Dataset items
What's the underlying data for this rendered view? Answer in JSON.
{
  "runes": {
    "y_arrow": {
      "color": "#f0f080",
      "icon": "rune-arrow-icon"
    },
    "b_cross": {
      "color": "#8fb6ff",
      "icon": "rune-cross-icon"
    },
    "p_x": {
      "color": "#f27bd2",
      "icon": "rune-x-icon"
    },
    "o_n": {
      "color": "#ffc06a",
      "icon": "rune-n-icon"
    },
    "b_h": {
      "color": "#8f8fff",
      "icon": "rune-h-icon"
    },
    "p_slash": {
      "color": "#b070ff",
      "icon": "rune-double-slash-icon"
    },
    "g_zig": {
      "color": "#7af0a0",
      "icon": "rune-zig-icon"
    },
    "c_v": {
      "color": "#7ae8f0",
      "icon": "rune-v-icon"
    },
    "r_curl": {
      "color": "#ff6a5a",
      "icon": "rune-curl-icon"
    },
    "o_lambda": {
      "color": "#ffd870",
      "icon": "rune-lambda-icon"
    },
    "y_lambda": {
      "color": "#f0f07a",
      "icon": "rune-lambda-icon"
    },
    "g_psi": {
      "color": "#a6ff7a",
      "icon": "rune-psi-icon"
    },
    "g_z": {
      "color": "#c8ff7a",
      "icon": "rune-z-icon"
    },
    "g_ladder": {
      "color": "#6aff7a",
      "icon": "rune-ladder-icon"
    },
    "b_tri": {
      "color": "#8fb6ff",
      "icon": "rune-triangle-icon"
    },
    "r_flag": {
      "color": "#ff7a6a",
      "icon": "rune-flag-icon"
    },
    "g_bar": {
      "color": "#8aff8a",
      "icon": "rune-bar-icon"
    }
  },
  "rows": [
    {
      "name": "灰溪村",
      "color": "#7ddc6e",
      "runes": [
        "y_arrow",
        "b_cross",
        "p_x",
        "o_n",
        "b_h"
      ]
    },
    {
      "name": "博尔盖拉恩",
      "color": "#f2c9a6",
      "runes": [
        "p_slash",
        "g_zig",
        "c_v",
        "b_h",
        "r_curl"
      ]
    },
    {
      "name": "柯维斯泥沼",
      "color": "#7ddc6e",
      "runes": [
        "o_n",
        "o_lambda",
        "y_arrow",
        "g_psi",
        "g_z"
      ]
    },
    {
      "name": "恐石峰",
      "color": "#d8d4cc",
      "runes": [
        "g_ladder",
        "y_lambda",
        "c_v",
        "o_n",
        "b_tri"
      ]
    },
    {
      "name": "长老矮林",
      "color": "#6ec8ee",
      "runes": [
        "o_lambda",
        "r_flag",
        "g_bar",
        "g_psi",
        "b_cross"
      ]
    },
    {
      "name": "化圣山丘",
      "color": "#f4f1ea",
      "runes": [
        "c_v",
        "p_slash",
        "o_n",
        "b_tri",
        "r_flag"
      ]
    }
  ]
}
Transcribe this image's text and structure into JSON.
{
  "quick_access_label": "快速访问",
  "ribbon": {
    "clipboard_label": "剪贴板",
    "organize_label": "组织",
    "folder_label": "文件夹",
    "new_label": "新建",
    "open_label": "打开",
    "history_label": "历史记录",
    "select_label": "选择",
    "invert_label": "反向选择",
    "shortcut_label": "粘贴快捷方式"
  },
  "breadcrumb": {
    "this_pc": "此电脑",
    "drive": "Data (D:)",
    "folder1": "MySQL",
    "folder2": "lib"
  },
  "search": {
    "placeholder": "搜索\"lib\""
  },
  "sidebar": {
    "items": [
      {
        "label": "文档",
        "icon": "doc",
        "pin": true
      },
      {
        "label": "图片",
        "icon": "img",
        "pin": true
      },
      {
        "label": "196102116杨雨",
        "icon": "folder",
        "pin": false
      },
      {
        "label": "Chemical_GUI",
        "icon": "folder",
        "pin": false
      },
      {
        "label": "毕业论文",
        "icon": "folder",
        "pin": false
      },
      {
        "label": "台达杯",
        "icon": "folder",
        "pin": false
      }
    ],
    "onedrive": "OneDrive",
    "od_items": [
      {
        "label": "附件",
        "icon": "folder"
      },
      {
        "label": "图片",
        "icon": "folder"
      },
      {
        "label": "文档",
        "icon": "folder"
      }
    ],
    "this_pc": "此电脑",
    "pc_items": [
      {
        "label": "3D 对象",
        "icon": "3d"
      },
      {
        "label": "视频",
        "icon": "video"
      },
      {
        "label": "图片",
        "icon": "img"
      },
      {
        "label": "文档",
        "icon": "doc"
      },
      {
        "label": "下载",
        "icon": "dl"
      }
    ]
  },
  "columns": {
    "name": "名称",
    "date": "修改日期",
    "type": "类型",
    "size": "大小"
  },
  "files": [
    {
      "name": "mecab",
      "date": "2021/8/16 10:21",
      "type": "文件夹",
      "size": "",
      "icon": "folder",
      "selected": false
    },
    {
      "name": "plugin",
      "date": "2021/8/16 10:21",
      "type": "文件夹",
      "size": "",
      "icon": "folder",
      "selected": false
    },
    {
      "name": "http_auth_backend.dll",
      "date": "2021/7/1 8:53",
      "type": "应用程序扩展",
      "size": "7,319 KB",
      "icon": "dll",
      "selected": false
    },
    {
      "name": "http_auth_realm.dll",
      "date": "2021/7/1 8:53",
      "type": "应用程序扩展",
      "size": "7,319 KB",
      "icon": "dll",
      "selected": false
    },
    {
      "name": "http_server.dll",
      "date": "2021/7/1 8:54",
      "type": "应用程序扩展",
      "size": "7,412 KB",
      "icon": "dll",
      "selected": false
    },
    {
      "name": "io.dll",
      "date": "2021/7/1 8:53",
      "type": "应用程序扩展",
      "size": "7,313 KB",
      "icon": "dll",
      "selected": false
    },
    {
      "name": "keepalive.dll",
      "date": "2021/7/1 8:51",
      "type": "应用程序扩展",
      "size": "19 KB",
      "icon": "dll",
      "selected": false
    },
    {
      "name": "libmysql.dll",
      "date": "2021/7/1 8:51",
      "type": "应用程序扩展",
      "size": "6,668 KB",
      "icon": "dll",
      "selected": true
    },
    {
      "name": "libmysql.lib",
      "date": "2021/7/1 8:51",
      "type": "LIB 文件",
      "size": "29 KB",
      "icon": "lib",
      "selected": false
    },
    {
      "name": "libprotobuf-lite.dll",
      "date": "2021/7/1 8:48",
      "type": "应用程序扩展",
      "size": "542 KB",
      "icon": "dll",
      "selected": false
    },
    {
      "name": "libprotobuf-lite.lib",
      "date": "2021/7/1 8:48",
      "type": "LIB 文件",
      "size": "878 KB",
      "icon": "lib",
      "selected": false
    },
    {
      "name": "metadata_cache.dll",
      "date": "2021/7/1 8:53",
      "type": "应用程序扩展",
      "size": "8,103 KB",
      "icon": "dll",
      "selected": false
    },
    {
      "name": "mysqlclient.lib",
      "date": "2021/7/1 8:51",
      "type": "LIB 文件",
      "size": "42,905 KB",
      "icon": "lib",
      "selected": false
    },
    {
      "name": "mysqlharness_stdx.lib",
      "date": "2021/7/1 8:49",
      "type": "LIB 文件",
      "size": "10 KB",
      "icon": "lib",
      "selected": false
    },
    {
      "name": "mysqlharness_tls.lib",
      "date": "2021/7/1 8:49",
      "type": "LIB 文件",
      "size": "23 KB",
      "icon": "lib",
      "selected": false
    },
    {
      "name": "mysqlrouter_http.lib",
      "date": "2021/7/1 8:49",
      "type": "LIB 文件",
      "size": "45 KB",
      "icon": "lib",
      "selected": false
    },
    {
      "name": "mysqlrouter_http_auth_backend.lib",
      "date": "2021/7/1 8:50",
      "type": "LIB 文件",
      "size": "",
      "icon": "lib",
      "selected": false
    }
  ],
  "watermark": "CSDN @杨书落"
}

▸ WHAT TO PRODUCE
Where a line of the records above holds the word "lite", copy that line.

▸ SOLUTION TO THE PROBLEM
      "name": "libprotobuf-lite.dll",
      "name": "libprotobuf-lite.lib",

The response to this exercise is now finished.